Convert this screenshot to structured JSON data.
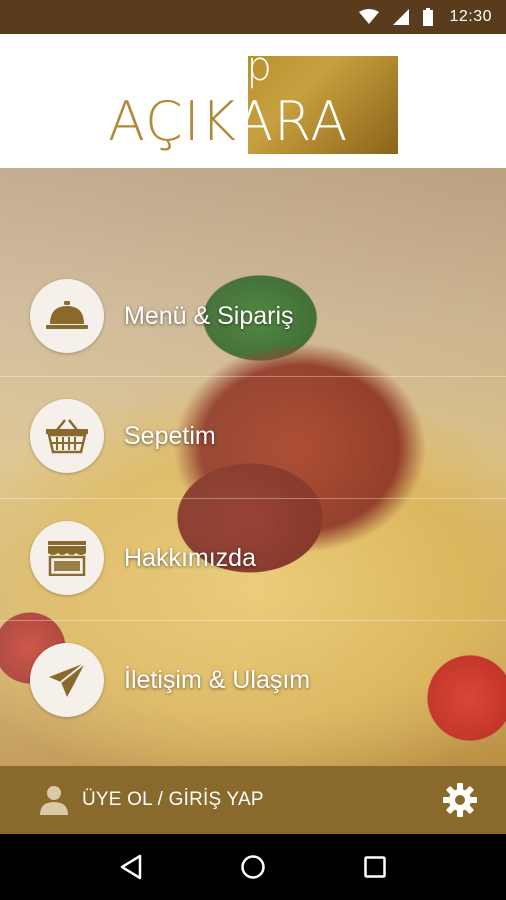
{
  "status_bar": {
    "time": "12:30",
    "icons": [
      "wifi-icon",
      "cell-signal-icon",
      "battery-icon"
    ]
  },
  "header": {
    "logo_small": "ap",
    "logo_part1": "AÇIK",
    "logo_part2": "ARA"
  },
  "menu": {
    "items": [
      {
        "label": "Menü & Sipariş",
        "icon": "cloche-icon"
      },
      {
        "label": "Sepetim",
        "icon": "basket-icon"
      },
      {
        "label": "Hakkımızda",
        "icon": "store-icon"
      },
      {
        "label": "İletişim & Ulaşım",
        "icon": "paper-plane-icon"
      }
    ]
  },
  "footer": {
    "login_label": "ÜYE OL / GİRİŞ YAP",
    "icons": [
      "user-icon",
      "gear-icon"
    ]
  },
  "navbar": {
    "icons": [
      "back-icon",
      "home-icon",
      "recents-icon"
    ]
  },
  "colors": {
    "status_bar": "#5a3c1c",
    "gold": "#b28a36",
    "footer": "#8a6a2c",
    "circle": "#f5f1ea",
    "icon": "#8a6a2c"
  }
}
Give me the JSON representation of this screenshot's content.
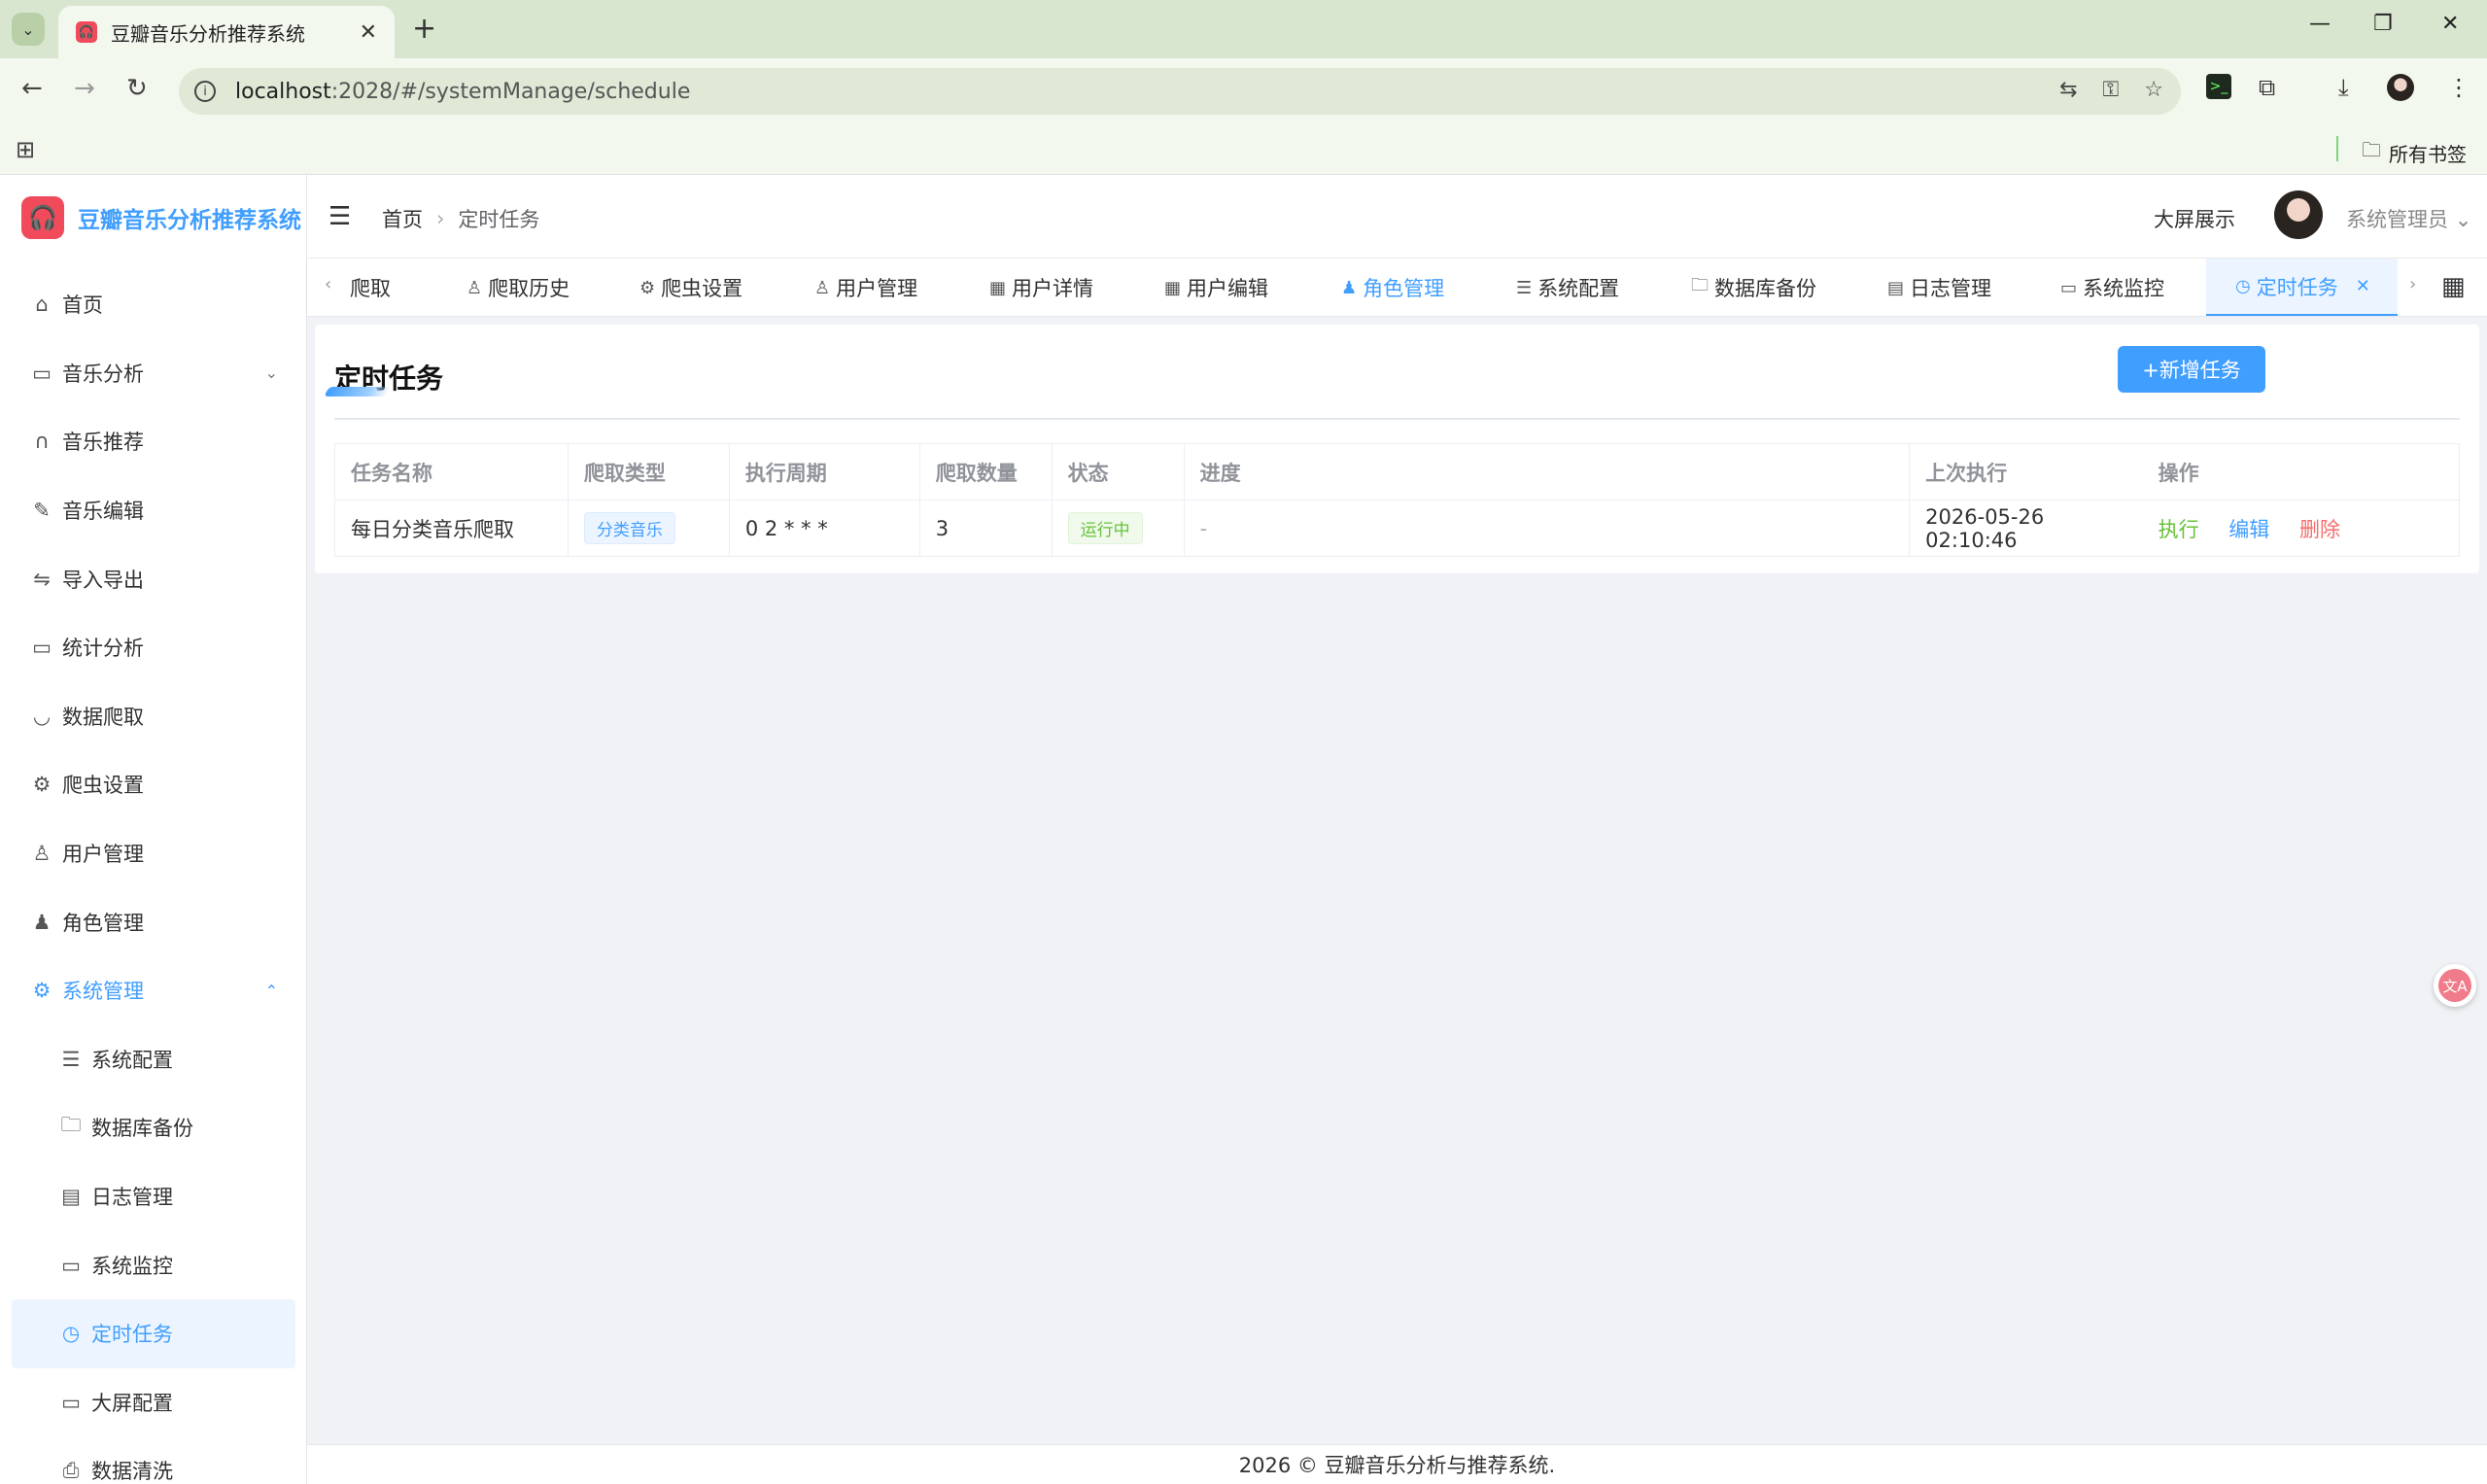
{
  "browser": {
    "tab_title": "豆瓣音乐分析推荐系统",
    "url_host": "localhost",
    "url_rest": ":2028/#/systemManage/schedule",
    "bookmarks_all": "所有书签"
  },
  "app": {
    "logo_text": "豆瓣音乐分析推荐系统",
    "sidebar": {
      "items": [
        {
          "label": "首页",
          "icon": "home-icon"
        },
        {
          "label": "音乐分析",
          "icon": "presentation-icon"
        },
        {
          "label": "音乐推荐",
          "icon": "headphones-icon"
        },
        {
          "label": "音乐编辑",
          "icon": "pen-icon"
        },
        {
          "label": "导入导出",
          "icon": "arrows-icon"
        },
        {
          "label": "统计分析",
          "icon": "presentation-icon"
        },
        {
          "label": "数据爬取",
          "icon": "bowl-icon"
        },
        {
          "label": "爬虫设置",
          "icon": "gear-icon"
        },
        {
          "label": "用户管理",
          "icon": "user-icon"
        },
        {
          "label": "角色管理",
          "icon": "user-solid-icon"
        },
        {
          "label": "系统管理",
          "icon": "gear-icon"
        }
      ],
      "sub_items": [
        {
          "label": "系统配置",
          "icon": "sliders-icon"
        },
        {
          "label": "数据库备份",
          "icon": "folder-icon"
        },
        {
          "label": "日志管理",
          "icon": "document-icon"
        },
        {
          "label": "系统监控",
          "icon": "monitor-icon"
        },
        {
          "label": "定时任务",
          "icon": "timer-icon"
        },
        {
          "label": "大屏配置",
          "icon": "screen-icon"
        },
        {
          "label": "数据清洗",
          "icon": "printer-icon"
        }
      ]
    },
    "navbar": {
      "breadcrumb_home": "首页",
      "breadcrumb_current": "定时任务",
      "screen_link": "大屏展示",
      "user_name": "系统管理员"
    },
    "tags": [
      {
        "label": "爬取"
      },
      {
        "label": "爬取历史"
      },
      {
        "label": "爬虫设置"
      },
      {
        "label": "用户管理"
      },
      {
        "label": "用户详情"
      },
      {
        "label": "用户编辑"
      },
      {
        "label": "角色管理"
      },
      {
        "label": "系统配置"
      },
      {
        "label": "数据库备份"
      },
      {
        "label": "日志管理"
      },
      {
        "label": "系统监控"
      },
      {
        "label": "定时任务"
      }
    ],
    "page": {
      "title": "定时任务",
      "add_button": "+新增任务",
      "columns": [
        "任务名称",
        "爬取类型",
        "执行周期",
        "爬取数量",
        "状态",
        "进度",
        "上次执行",
        "操作"
      ],
      "rows": [
        {
          "name": "每日分类音乐爬取",
          "type": "分类音乐",
          "cron": "0 2 * * *",
          "count": "3",
          "status": "运行中",
          "progress": "-",
          "last_run": "2026-05-26 02:10:46",
          "ops": {
            "run": "执行",
            "edit": "编辑",
            "delete": "删除"
          }
        }
      ]
    },
    "footer": "2026 © 豆瓣音乐分析与推荐系统."
  },
  "colors": {
    "primary": "#409eff",
    "success": "#67c23a",
    "danger": "#f56c6c",
    "brand": "#f04a5b"
  }
}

__TASK GOAL__: Copy every line above word for word and exclude the pictures.

__PROBLEM SOLUTION__:
Convert this screenshot to structured JSON data.
{
  "status_bar": {
    "time": "12:30",
    "icons": [
      "wifi-icon",
      "cell-signal-icon",
      "battery-icon"
    ]
  },
  "header": {
    "logo_small": "ap",
    "logo_part1": "AÇIK",
    "logo_part2": "ARA"
  },
  "menu": {
    "items": [
      {
        "label": "Menü & Sipariş",
        "icon": "cloche-icon"
      },
      {
        "label": "Sepetim",
        "icon": "basket-icon"
      },
      {
        "label": "Hakkımızda",
        "icon": "store-icon"
      },
      {
        "label": "İletişim & Ulaşım",
        "icon": "paper-plane-icon"
      }
    ]
  },
  "footer": {
    "login_label": "ÜYE OL / GİRİŞ YAP",
    "icons": [
      "user-icon",
      "gear-icon"
    ]
  },
  "navbar": {
    "icons": [
      "back-icon",
      "home-icon",
      "recents-icon"
    ]
  },
  "colors": {
    "status_bar": "#5a3c1c",
    "gold": "#b28a36",
    "footer": "#8a6a2c",
    "circle": "#f5f1ea",
    "icon": "#8a6a2c"
  }
}
Give me the JSON representation of this screenshot's content.
{
  "browser": {
    "tab_title": "豆瓣音乐分析推荐系统",
    "url_host": "localhost",
    "url_rest": ":2028/#/systemManage/schedule",
    "bookmarks_all": "所有书签"
  },
  "app": {
    "logo_text": "豆瓣音乐分析推荐系统",
    "sidebar": {
      "items": [
        {
          "label": "首页",
          "icon": "home-icon"
        },
        {
          "label": "音乐分析",
          "icon": "presentation-icon"
        },
        {
          "label": "音乐推荐",
          "icon": "headphones-icon"
        },
        {
          "label": "音乐编辑",
          "icon": "pen-icon"
        },
        {
          "label": "导入导出",
          "icon": "arrows-icon"
        },
        {
          "label": "统计分析",
          "icon": "presentation-icon"
        },
        {
          "label": "数据爬取",
          "icon": "bowl-icon"
        },
        {
          "label": "爬虫设置",
          "icon": "gear-icon"
        },
        {
          "label": "用户管理",
          "icon": "user-icon"
        },
        {
          "label": "角色管理",
          "icon": "user-solid-icon"
        },
        {
          "label": "系统管理",
          "icon": "gear-icon"
        }
      ],
      "sub_items": [
        {
          "label": "系统配置",
          "icon": "sliders-icon"
        },
        {
          "label": "数据库备份",
          "icon": "folder-icon"
        },
        {
          "label": "日志管理",
          "icon": "document-icon"
        },
        {
          "label": "系统监控",
          "icon": "monitor-icon"
        },
        {
          "label": "定时任务",
          "icon": "timer-icon"
        },
        {
          "label": "大屏配置",
          "icon": "screen-icon"
        },
        {
          "label": "数据清洗",
          "icon": "printer-icon"
        }
      ]
    },
    "navbar": {
      "breadcrumb_home": "首页",
      "breadcrumb_current": "定时任务",
      "screen_link": "大屏展示",
      "user_name": "系统管理员"
    },
    "tags": [
      {
        "label": "爬取"
      },
      {
        "label": "爬取历史"
      },
      {
        "label": "爬虫设置"
      },
      {
        "label": "用户管理"
      },
      {
        "label": "用户详情"
      },
      {
        "label": "用户编辑"
      },
      {
        "label": "角色管理"
      },
      {
        "label": "系统配置"
      },
      {
        "label": "数据库备份"
      },
      {
        "label": "日志管理"
      },
      {
        "label": "系统监控"
      },
      {
        "label": "定时任务"
      }
    ],
    "page": {
      "title": "定时任务",
      "add_button": "+新增任务",
      "columns": [
        "任务名称",
        "爬取类型",
        "执行周期",
        "爬取数量",
        "状态",
        "进度",
        "上次执行",
        "操作"
      ],
      "rows": [
        {
          "name": "每日分类音乐爬取",
          "type": "分类音乐",
          "cron": "0 2 * * *",
          "count": "3",
          "status": "运行中",
          "progress": "-",
          "last_run": "2026-05-26 02:10:46",
          "ops": {
            "run": "执行",
            "edit": "编辑",
            "delete": "删除"
          }
        }
      ]
    },
    "footer": "2026 © 豆瓣音乐分析与推荐系统."
  },
  "colors": {
    "primary": "#409eff",
    "success": "#67c23a",
    "danger": "#f56c6c",
    "brand": "#f04a5b"
  }
}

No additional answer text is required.